** Extracted material **
· · · · · · ·

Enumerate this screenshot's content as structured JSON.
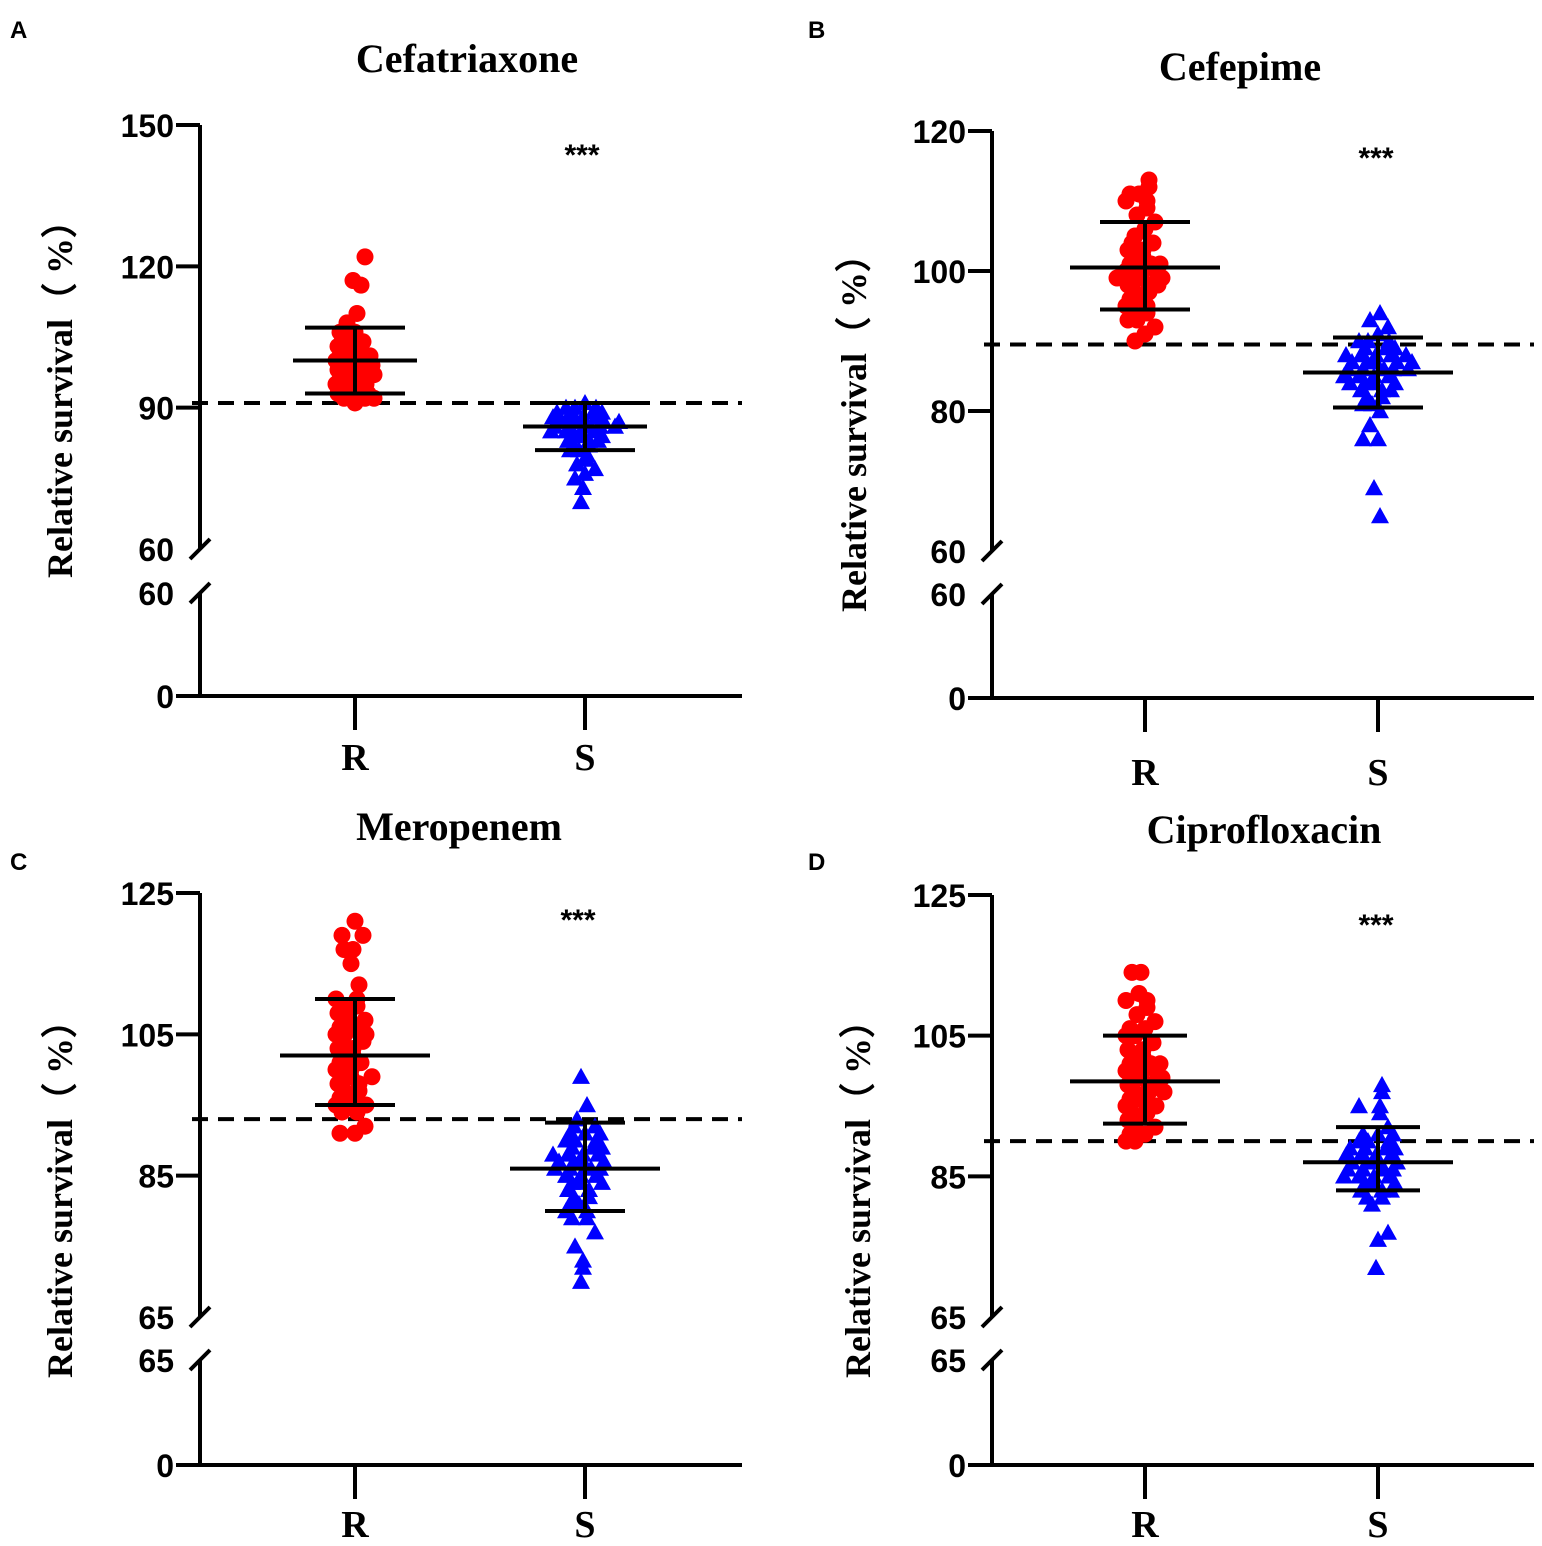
{
  "colors": {
    "R": "#ff0000",
    "S": "#0000ff",
    "axis": "#000000"
  },
  "chart_data": [
    {
      "panel": "A",
      "type": "scatter",
      "title": "Cefatriaxone",
      "ylabel": "Relative survival（ %）",
      "categories": [
        "R",
        "S"
      ],
      "upper_ylim": [
        60,
        150
      ],
      "upper_ticks": [
        "60",
        "90",
        "120",
        "150"
      ],
      "lower_ticks": [
        "0",
        "60"
      ],
      "threshold": 91,
      "significance": "***",
      "series": [
        {
          "name": "R",
          "marker": "circle",
          "mean": 100,
          "sd_low": 93,
          "sd_high": 107,
          "values": [
            122,
            117,
            116,
            110,
            108,
            106,
            106,
            105,
            104,
            104,
            103,
            103,
            102,
            102,
            101,
            101,
            101,
            100,
            100,
            100,
            99,
            99,
            99,
            98,
            98,
            98,
            97,
            97,
            97,
            96,
            96,
            95,
            95,
            95,
            94,
            94,
            93,
            93,
            93,
            92,
            92,
            92,
            91
          ]
        },
        {
          "name": "S",
          "marker": "triangle",
          "mean": 86,
          "sd_low": 81,
          "sd_high": 91,
          "values": [
            91,
            90,
            90,
            90,
            89,
            89,
            89,
            89,
            88,
            88,
            88,
            88,
            87,
            87,
            87,
            87,
            87,
            86,
            86,
            86,
            86,
            86,
            85,
            85,
            85,
            85,
            84,
            84,
            84,
            83,
            83,
            83,
            82,
            82,
            81,
            81,
            80,
            79,
            78,
            77,
            76,
            75,
            73,
            70
          ]
        }
      ]
    },
    {
      "panel": "B",
      "type": "scatter",
      "title": "Cefepime",
      "ylabel": "Relative survival（ %）",
      "categories": [
        "R",
        "S"
      ],
      "upper_ylim": [
        60,
        120
      ],
      "upper_ticks": [
        "60",
        "80",
        "100",
        "120"
      ],
      "lower_ticks": [
        "0",
        "60"
      ],
      "threshold": 89.5,
      "significance": "***",
      "series": [
        {
          "name": "R",
          "marker": "circle",
          "mean": 100.5,
          "sd_low": 94.5,
          "sd_high": 107,
          "values": [
            113,
            112,
            111,
            111,
            110,
            110,
            109,
            108,
            107,
            106,
            105,
            104,
            104,
            103,
            103,
            102,
            102,
            101,
            101,
            101,
            100,
            100,
            100,
            99,
            99,
            99,
            99,
            98,
            98,
            98,
            97,
            97,
            96,
            96,
            95,
            95,
            94,
            94,
            93,
            93,
            92,
            91,
            90
          ]
        },
        {
          "name": "S",
          "marker": "triangle",
          "mean": 85.5,
          "sd_low": 80.5,
          "sd_high": 90.5,
          "values": [
            94,
            93,
            92,
            91,
            90,
            90,
            90,
            89,
            89,
            89,
            88,
            88,
            88,
            88,
            88,
            87,
            87,
            87,
            87,
            87,
            86,
            86,
            86,
            86,
            86,
            85,
            85,
            85,
            85,
            84,
            84,
            84,
            84,
            83,
            83,
            83,
            82,
            82,
            81,
            81,
            80,
            78,
            76,
            76,
            69,
            65
          ]
        }
      ]
    },
    {
      "panel": "C",
      "type": "scatter",
      "title": "Meropenem",
      "ylabel": "Relative survival（ %）",
      "categories": [
        "R",
        "S"
      ],
      "upper_ylim": [
        65,
        125
      ],
      "upper_ticks": [
        "65",
        "85",
        "105",
        "125"
      ],
      "lower_ticks": [
        "0",
        "65"
      ],
      "threshold": 93,
      "significance": "***",
      "series": [
        {
          "name": "R",
          "marker": "circle",
          "mean": 102,
          "sd_low": 95,
          "sd_high": 110,
          "values": [
            121,
            119,
            119,
            117,
            117,
            115,
            112,
            110,
            110,
            109,
            109,
            108,
            108,
            107,
            107,
            106,
            106,
            105,
            105,
            105,
            104,
            104,
            103,
            103,
            102,
            102,
            101,
            101,
            100,
            100,
            99,
            99,
            99,
            98,
            98,
            97,
            97,
            96,
            96,
            95,
            95,
            95,
            94,
            94,
            92,
            91,
            91
          ]
        },
        {
          "name": "S",
          "marker": "triangle",
          "mean": 86,
          "sd_low": 80,
          "sd_high": 92.5,
          "values": [
            99,
            95,
            93,
            92,
            92,
            91,
            91,
            91,
            90,
            90,
            90,
            89,
            89,
            89,
            88,
            88,
            88,
            88,
            87,
            87,
            87,
            87,
            86,
            86,
            86,
            86,
            85,
            85,
            85,
            84,
            84,
            84,
            83,
            83,
            82,
            82,
            81,
            81,
            80,
            80,
            79,
            79,
            77,
            75,
            73,
            72,
            70
          ]
        }
      ]
    },
    {
      "panel": "D",
      "type": "scatter",
      "title": "Ciprofloxacin",
      "ylabel": "Relative survival（ %）",
      "categories": [
        "R",
        "S"
      ],
      "upper_ylim": [
        65,
        125
      ],
      "upper_ticks": [
        "65",
        "85",
        "105",
        "125"
      ],
      "lower_ticks": [
        "0",
        "65"
      ],
      "threshold": 90,
      "significance": "***",
      "series": [
        {
          "name": "R",
          "marker": "circle",
          "mean": 98.5,
          "sd_low": 92.5,
          "sd_high": 105,
          "values": [
            114,
            114,
            111,
            110,
            110,
            109,
            108,
            107,
            106,
            106,
            105,
            105,
            104,
            103,
            103,
            102,
            102,
            101,
            101,
            101,
            100,
            100,
            100,
            99,
            99,
            99,
            98,
            98,
            98,
            97,
            97,
            97,
            96,
            96,
            95,
            95,
            95,
            94,
            94,
            93,
            93,
            92,
            92,
            91,
            91,
            90,
            90
          ]
        },
        {
          "name": "S",
          "marker": "triangle",
          "mean": 87,
          "sd_low": 83,
          "sd_high": 92,
          "values": [
            98,
            97,
            95,
            95,
            94,
            92,
            91,
            91,
            91,
            90,
            90,
            90,
            89,
            89,
            89,
            89,
            88,
            88,
            88,
            88,
            87,
            87,
            87,
            87,
            86,
            86,
            86,
            86,
            85,
            85,
            85,
            85,
            84,
            84,
            84,
            83,
            83,
            83,
            82,
            82,
            81,
            77,
            76,
            72
          ]
        }
      ]
    }
  ]
}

· · · · · · ·

** Task requirements **
Report the number of lines in the listing where the string "threshold" appears, and nothing besides.

** Solution to the exercise **
4